- SET EXERCISE
Transcribe every entry word for word. Skip the pictures.

- ENTRIES SUPPLIED
· · · · · · ·
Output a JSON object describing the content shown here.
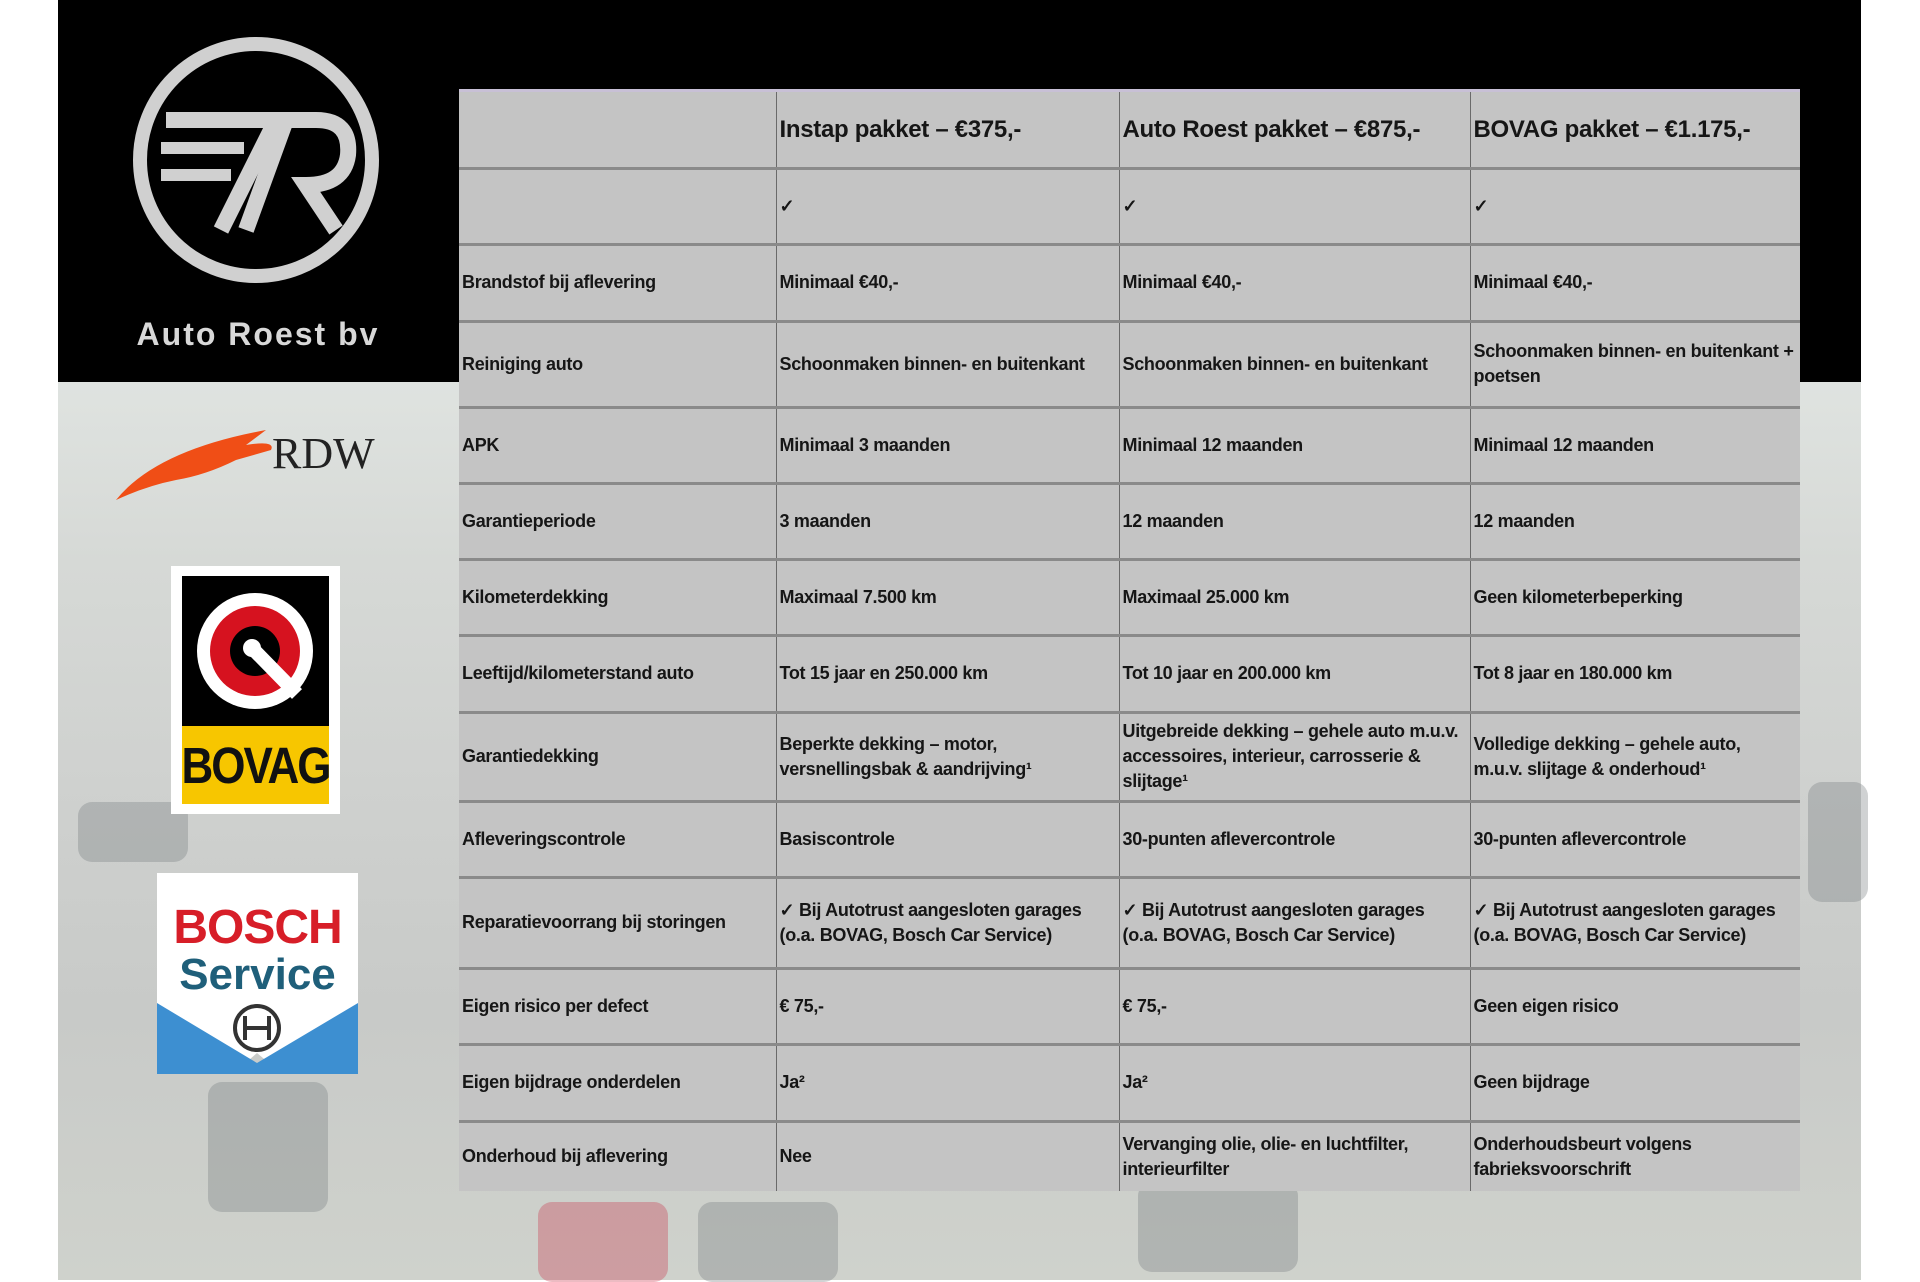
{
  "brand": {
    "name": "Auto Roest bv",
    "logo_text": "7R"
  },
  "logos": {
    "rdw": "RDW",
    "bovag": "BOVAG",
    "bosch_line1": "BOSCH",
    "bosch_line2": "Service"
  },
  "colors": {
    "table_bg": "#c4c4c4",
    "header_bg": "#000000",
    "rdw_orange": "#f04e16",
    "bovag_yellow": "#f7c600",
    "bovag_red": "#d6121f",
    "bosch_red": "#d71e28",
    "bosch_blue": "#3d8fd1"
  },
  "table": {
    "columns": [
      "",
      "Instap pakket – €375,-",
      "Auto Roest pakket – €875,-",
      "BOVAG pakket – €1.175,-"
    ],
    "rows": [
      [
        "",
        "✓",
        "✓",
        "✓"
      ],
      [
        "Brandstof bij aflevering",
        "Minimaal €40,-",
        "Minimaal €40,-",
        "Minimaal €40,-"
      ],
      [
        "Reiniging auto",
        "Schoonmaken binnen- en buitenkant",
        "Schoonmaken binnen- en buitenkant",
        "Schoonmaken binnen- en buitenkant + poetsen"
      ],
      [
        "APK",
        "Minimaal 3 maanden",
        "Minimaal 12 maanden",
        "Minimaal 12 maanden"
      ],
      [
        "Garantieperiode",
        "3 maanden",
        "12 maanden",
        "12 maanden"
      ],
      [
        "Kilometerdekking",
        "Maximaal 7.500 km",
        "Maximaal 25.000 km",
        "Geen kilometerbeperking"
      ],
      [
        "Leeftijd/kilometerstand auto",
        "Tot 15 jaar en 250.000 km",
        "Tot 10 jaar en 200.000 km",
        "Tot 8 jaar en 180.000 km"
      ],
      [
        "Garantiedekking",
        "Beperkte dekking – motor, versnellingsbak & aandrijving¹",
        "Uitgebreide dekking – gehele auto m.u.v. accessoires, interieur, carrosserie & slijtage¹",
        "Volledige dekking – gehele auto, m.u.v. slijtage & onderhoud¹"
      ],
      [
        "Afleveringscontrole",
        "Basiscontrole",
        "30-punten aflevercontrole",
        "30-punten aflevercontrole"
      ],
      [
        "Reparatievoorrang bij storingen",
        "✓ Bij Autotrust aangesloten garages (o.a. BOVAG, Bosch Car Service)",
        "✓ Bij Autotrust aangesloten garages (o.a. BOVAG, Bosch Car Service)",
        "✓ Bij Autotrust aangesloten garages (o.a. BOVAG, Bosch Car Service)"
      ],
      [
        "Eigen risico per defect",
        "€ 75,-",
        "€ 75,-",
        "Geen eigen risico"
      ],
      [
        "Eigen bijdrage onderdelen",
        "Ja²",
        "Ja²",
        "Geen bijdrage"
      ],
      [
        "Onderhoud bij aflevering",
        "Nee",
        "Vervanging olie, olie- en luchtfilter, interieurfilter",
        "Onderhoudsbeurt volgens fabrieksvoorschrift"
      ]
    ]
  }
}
· · · · · · ·
- FINAL RESULT
Output a JSON object describing the content shown here.
{
  "brand": {
    "name": "Auto Roest bv",
    "logo_text": "7R"
  },
  "logos": {
    "rdw": "RDW",
    "bovag": "BOVAG",
    "bosch_line1": "BOSCH",
    "bosch_line2": "Service"
  },
  "colors": {
    "table_bg": "#c4c4c4",
    "header_bg": "#000000",
    "rdw_orange": "#f04e16",
    "bovag_yellow": "#f7c600",
    "bovag_red": "#d6121f",
    "bosch_red": "#d71e28",
    "bosch_blue": "#3d8fd1"
  },
  "table": {
    "columns": [
      "",
      "Instap pakket – €375,-",
      "Auto Roest pakket – €875,-",
      "BOVAG pakket – €1.175,-"
    ],
    "rows": [
      [
        "",
        "✓",
        "✓",
        "✓"
      ],
      [
        "Brandstof bij aflevering",
        "Minimaal €40,-",
        "Minimaal €40,-",
        "Minimaal €40,-"
      ],
      [
        "Reiniging auto",
        "Schoonmaken binnen- en buitenkant",
        "Schoonmaken binnen- en buitenkant",
        "Schoonmaken binnen- en buitenkant + poetsen"
      ],
      [
        "APK",
        "Minimaal 3 maanden",
        "Minimaal 12 maanden",
        "Minimaal 12 maanden"
      ],
      [
        "Garantieperiode",
        "3 maanden",
        "12 maanden",
        "12 maanden"
      ],
      [
        "Kilometerdekking",
        "Maximaal 7.500 km",
        "Maximaal 25.000 km",
        "Geen kilometerbeperking"
      ],
      [
        "Leeftijd/kilometerstand auto",
        "Tot 15 jaar en 250.000 km",
        "Tot 10 jaar en 200.000 km",
        "Tot 8 jaar en 180.000 km"
      ],
      [
        "Garantiedekking",
        "Beperkte dekking – motor, versnellingsbak & aandrijving¹",
        "Uitgebreide dekking – gehele auto m.u.v. accessoires, interieur, carrosserie & slijtage¹",
        "Volledige dekking – gehele auto, m.u.v. slijtage & onderhoud¹"
      ],
      [
        "Afleveringscontrole",
        "Basiscontrole",
        "30-punten aflevercontrole",
        "30-punten aflevercontrole"
      ],
      [
        "Reparatievoorrang bij storingen",
        "✓ Bij Autotrust aangesloten garages (o.a. BOVAG, Bosch Car Service)",
        "✓ Bij Autotrust aangesloten garages (o.a. BOVAG, Bosch Car Service)",
        "✓ Bij Autotrust aangesloten garages (o.a. BOVAG, Bosch Car Service)"
      ],
      [
        "Eigen risico per defect",
        "€ 75,-",
        "€ 75,-",
        "Geen eigen risico"
      ],
      [
        "Eigen bijdrage onderdelen",
        "Ja²",
        "Ja²",
        "Geen bijdrage"
      ],
      [
        "Onderhoud bij aflevering",
        "Nee",
        "Vervanging olie, olie- en luchtfilter, interieurfilter",
        "Onderhoudsbeurt volgens fabrieksvoorschrift"
      ]
    ]
  }
}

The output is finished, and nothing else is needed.